Lines of data
# # # #

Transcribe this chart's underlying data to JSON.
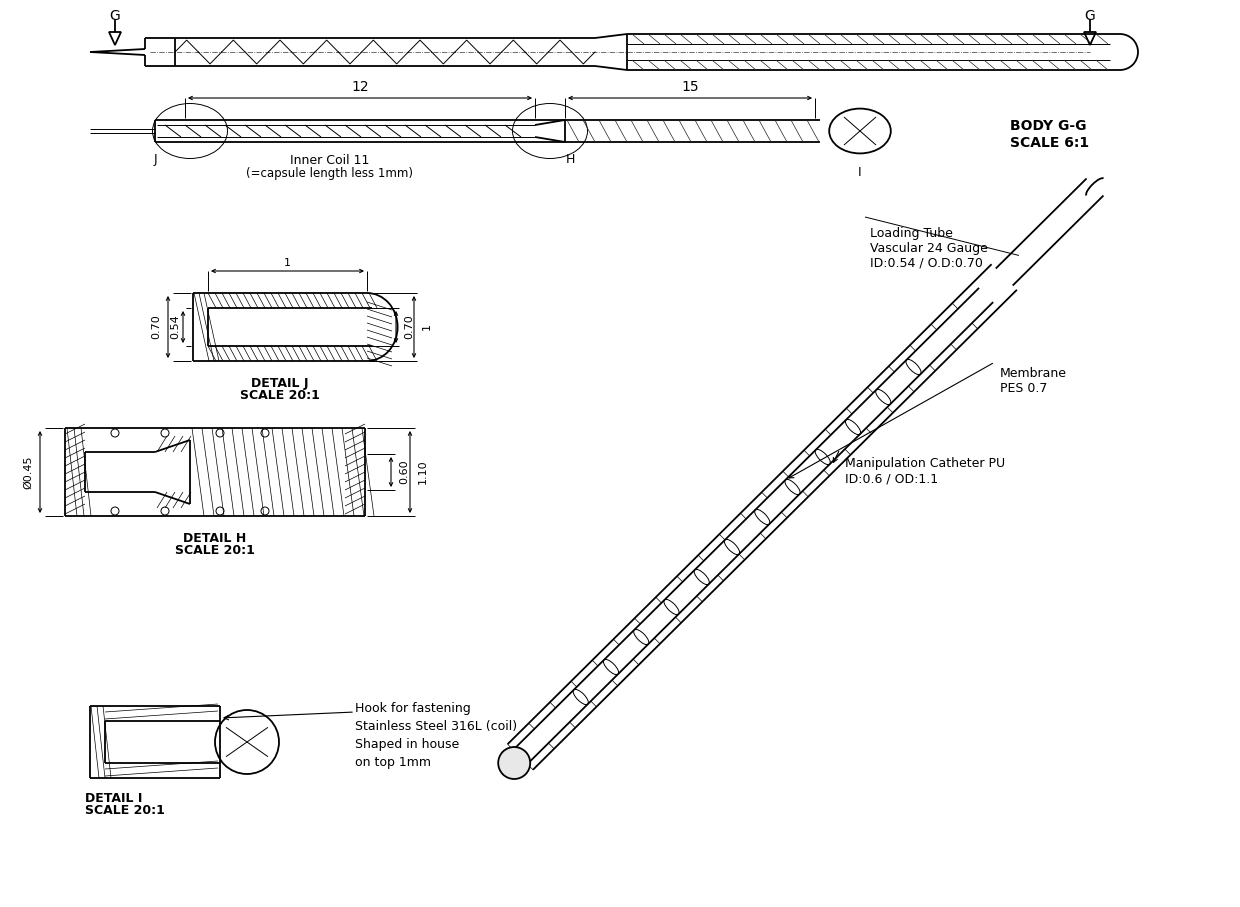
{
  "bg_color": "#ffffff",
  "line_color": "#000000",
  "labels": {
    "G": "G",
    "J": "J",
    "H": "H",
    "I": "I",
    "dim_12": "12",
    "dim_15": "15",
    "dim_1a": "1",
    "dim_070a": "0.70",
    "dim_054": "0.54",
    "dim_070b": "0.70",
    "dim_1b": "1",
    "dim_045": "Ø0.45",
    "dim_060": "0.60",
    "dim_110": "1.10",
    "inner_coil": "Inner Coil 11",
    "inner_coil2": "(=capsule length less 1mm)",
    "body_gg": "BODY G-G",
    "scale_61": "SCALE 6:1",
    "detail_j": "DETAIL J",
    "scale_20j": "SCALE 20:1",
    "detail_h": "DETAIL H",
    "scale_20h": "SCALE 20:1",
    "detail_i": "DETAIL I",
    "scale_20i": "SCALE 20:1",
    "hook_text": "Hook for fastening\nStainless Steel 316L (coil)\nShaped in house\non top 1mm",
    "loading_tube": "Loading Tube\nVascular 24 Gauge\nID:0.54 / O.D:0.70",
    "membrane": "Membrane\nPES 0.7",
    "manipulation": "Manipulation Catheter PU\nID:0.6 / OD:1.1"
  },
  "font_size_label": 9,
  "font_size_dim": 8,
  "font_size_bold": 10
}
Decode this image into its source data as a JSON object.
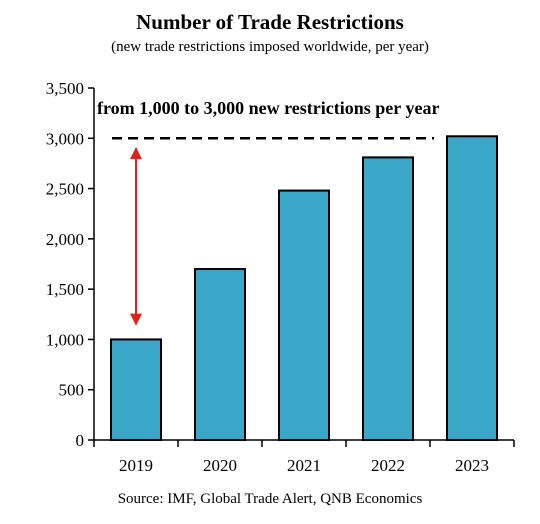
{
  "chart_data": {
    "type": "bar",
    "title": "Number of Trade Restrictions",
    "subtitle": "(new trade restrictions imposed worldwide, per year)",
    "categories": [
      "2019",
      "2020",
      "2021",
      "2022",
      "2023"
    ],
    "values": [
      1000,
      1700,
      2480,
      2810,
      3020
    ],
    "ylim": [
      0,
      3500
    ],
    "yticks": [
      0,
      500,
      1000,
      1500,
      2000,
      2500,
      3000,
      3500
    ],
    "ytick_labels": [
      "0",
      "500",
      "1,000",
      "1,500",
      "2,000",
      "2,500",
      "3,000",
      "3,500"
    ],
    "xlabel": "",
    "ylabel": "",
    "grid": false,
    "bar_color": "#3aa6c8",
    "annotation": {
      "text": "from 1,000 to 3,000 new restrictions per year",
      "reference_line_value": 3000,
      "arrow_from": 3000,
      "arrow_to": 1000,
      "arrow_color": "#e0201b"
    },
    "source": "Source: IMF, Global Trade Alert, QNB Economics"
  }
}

# # # #

**REQUIREMENTS**
Output all of the records exactly as they appear above, but not the pictures.

**OUTPUT FOR THIS EXERCISE**
Transcribe this chart's underlying data to JSON.
{
  "bg_color": "#ffffff",
  "line_color": "#000000",
  "labels": {
    "G": "G",
    "J": "J",
    "H": "H",
    "I": "I",
    "dim_12": "12",
    "dim_15": "15",
    "dim_1a": "1",
    "dim_070a": "0.70",
    "dim_054": "0.54",
    "dim_070b": "0.70",
    "dim_1b": "1",
    "dim_045": "Ø0.45",
    "dim_060": "0.60",
    "dim_110": "1.10",
    "inner_coil": "Inner Coil 11",
    "inner_coil2": "(=capsule length less 1mm)",
    "body_gg": "BODY G-G",
    "scale_61": "SCALE 6:1",
    "detail_j": "DETAIL J",
    "scale_20j": "SCALE 20:1",
    "detail_h": "DETAIL H",
    "scale_20h": "SCALE 20:1",
    "detail_i": "DETAIL I",
    "scale_20i": "SCALE 20:1",
    "hook_text": "Hook for fastening\nStainless Steel 316L (coil)\nShaped in house\non top 1mm",
    "loading_tube": "Loading Tube\nVascular 24 Gauge\nID:0.54 / O.D:0.70",
    "membrane": "Membrane\nPES 0.7",
    "manipulation": "Manipulation Catheter PU\nID:0.6 / OD:1.1"
  },
  "font_size_label": 9,
  "font_size_dim": 8,
  "font_size_bold": 10
}
Decode this image into its source data as a JSON object.
{
  "chart_data": {
    "type": "bar",
    "title": "Number of Trade Restrictions",
    "subtitle": "(new trade restrictions imposed worldwide, per year)",
    "categories": [
      "2019",
      "2020",
      "2021",
      "2022",
      "2023"
    ],
    "values": [
      1000,
      1700,
      2480,
      2810,
      3020
    ],
    "ylim": [
      0,
      3500
    ],
    "yticks": [
      0,
      500,
      1000,
      1500,
      2000,
      2500,
      3000,
      3500
    ],
    "ytick_labels": [
      "0",
      "500",
      "1,000",
      "1,500",
      "2,000",
      "2,500",
      "3,000",
      "3,500"
    ],
    "xlabel": "",
    "ylabel": "",
    "grid": false,
    "bar_color": "#3aa6c8",
    "annotation": {
      "text": "from 1,000 to 3,000 new restrictions per year",
      "reference_line_value": 3000,
      "arrow_from": 3000,
      "arrow_to": 1000,
      "arrow_color": "#e0201b"
    },
    "source": "Source: IMF, Global Trade Alert, QNB Economics"
  }
}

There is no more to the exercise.